* _PROBLEM REQUIREMENTS_: Return the full listing exactly as it is written.

* _SUPPLIED DATA_:
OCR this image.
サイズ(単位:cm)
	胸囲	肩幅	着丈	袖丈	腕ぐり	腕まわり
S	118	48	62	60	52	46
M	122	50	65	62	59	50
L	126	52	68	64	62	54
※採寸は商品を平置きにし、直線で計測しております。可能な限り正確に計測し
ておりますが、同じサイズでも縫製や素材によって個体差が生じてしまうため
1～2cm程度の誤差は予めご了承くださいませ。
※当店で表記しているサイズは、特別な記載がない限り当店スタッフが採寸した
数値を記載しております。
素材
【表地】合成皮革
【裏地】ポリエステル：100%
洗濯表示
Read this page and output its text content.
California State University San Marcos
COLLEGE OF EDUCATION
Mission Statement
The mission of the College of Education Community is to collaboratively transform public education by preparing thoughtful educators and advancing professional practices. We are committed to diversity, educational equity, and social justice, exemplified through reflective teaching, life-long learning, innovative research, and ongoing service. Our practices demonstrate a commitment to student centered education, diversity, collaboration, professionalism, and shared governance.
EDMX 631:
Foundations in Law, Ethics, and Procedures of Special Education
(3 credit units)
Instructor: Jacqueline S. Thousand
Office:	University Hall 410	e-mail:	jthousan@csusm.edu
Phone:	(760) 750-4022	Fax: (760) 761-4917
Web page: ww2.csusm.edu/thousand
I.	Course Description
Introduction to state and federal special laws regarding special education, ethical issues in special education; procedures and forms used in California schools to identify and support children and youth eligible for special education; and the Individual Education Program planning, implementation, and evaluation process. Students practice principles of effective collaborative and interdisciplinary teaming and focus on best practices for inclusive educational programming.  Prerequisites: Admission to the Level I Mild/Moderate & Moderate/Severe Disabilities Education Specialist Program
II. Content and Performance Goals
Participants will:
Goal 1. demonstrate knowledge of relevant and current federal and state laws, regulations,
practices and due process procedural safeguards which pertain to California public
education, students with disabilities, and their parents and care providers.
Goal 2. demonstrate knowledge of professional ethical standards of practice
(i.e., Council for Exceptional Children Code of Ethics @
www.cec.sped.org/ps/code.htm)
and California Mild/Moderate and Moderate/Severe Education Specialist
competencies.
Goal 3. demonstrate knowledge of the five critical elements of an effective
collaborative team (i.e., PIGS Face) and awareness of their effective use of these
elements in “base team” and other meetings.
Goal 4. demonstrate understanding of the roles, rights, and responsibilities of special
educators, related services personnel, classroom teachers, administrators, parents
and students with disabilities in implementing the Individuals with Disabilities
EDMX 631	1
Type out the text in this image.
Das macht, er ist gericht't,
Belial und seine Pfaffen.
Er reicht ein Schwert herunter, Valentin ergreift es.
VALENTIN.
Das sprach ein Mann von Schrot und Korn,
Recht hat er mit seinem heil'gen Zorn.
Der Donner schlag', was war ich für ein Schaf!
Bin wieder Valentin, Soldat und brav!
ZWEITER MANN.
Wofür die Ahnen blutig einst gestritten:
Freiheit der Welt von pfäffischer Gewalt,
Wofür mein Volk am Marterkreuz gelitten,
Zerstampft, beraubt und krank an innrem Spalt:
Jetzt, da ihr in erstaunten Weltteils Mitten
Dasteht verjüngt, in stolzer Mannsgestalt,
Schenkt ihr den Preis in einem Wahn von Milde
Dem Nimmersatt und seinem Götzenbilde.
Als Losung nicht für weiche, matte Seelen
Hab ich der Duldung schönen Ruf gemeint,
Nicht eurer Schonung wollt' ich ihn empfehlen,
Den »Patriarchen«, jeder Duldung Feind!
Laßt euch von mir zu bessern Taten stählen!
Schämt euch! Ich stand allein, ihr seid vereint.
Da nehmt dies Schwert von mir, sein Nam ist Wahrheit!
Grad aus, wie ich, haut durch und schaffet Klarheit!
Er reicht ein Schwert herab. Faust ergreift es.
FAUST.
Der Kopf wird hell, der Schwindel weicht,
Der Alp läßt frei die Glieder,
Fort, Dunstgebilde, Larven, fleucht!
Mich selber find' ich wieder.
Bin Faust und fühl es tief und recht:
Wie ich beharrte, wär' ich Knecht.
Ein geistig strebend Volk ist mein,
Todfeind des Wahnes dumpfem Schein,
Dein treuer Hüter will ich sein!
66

* _TASK RESULT_:
OCR this image.
サイズ(単位:cm)
	胸囲	肩幅	着丈	袖丈	腕ぐり	腕まわり
S	118	48	62	60	52	46
M	122	50	65	62	59	50
L	126	52	68	64	62	54
※採寸は商品を平置きにし、直線で計測しております。可能な限り正確に計測し
ておりますが、同じサイズでも縫製や素材によって個体差が生じてしまうため
1～2cm程度の誤差は予めご了承くださいませ。
※当店で表記しているサイズは、特別な記載がない限り当店スタッフが採寸した
数値を記載しております。
素材
【表地】合成皮革
【裏地】ポリエステル：100%
洗濯表示
Read this page and output its text content.
California State University San Marcos
COLLEGE OF EDUCATION
Mission Statement
The mission of the College of Education Community is to collaboratively transform public education by preparing thoughtful educators and advancing professional practices. We are committed to diversity, educational equity, and social justice, exemplified through reflective teaching, life-long learning, innovative research, and ongoing service. Our practices demonstrate a commitment to student centered education, diversity, collaboration, professionalism, and shared governance.
EDMX 631:
Foundations in Law, Ethics, and Procedures of Special Education
(3 credit units)
Instructor: Jacqueline S. Thousand
Office:	University Hall 410	e-mail:	jthousan@csusm.edu
Phone:	(760) 750-4022	Fax: (760) 761-4917
Web page: ww2.csusm.edu/thousand
I.	Course Description
Introduction to state and federal special laws regarding special education, ethical issues in special education; procedures and forms used in California schools to identify and support children and youth eligible for special education; and the Individual Education Program planning, implementation, and evaluation process. Students practice principles of effective collaborative and interdisciplinary teaming and focus on best practices for inclusive educational programming.  Prerequisites: Admission to the Level I Mild/Moderate & Moderate/Severe Disabilities Education Specialist Program
II. Content and Performance Goals
Participants will:
Goal 1. demonstrate knowledge of relevant and current federal and state laws, regulations,
practices and due process procedural safeguards which pertain to California public
education, students with disabilities, and their parents and care providers.
Goal 2. demonstrate knowledge of professional ethical standards of practice
(i.e., Council for Exceptional Children Code of Ethics @
www.cec.sped.org/ps/code.htm)
and California Mild/Moderate and Moderate/Severe Education Specialist
competencies.
Goal 3. demonstrate knowledge of the five critical elements of an effective
collaborative team (i.e., PIGS Face) and awareness of their effective use of these
elements in “base team” and other meetings.
Goal 4. demonstrate understanding of the roles, rights, and responsibilities of special
educators, related services personnel, classroom teachers, administrators, parents
and students with disabilities in implementing the Individuals with Disabilities
EDMX 631	1
Type out the text in this image.
Das macht, er ist gericht't,
Belial und seine Pfaffen.
Er reicht ein Schwert herunter, Valentin ergreift es.
VALENTIN.
Das sprach ein Mann von Schrot und Korn,
Recht hat er mit seinem heil'gen Zorn.
Der Donner schlag', was war ich für ein Schaf!
Bin wieder Valentin, Soldat und brav!
ZWEITER MANN.
Wofür die Ahnen blutig einst gestritten:
Freiheit der Welt von pfäffischer Gewalt,
Wofür mein Volk am Marterkreuz gelitten,
Zerstampft, beraubt und krank an innrem Spalt:
Jetzt, da ihr in erstaunten Weltteils Mitten
Dasteht verjüngt, in stolzer Mannsgestalt,
Schenkt ihr den Preis in einem Wahn von Milde
Dem Nimmersatt und seinem Götzenbilde.
Als Losung nicht für weiche, matte Seelen
Hab ich der Duldung schönen Ruf gemeint,
Nicht eurer Schonung wollt' ich ihn empfehlen,
Den »Patriarchen«, jeder Duldung Feind!
Laßt euch von mir zu bessern Taten stählen!
Schämt euch! Ich stand allein, ihr seid vereint.
Da nehmt dies Schwert von mir, sein Nam ist Wahrheit!
Grad aus, wie ich, haut durch und schaffet Klarheit!
Er reicht ein Schwert herab. Faust ergreift es.
FAUST.
Der Kopf wird hell, der Schwindel weicht,
Der Alp läßt frei die Glieder,
Fort, Dunstgebilde, Larven, fleucht!
Mich selber find' ich wieder.
Bin Faust und fühl es tief und recht:
Wie ich beharrte, wär' ich Knecht.
Ein geistig strebend Volk ist mein,
Todfeind des Wahnes dumpfem Schein,
Dein treuer Hüter will ich sein!
66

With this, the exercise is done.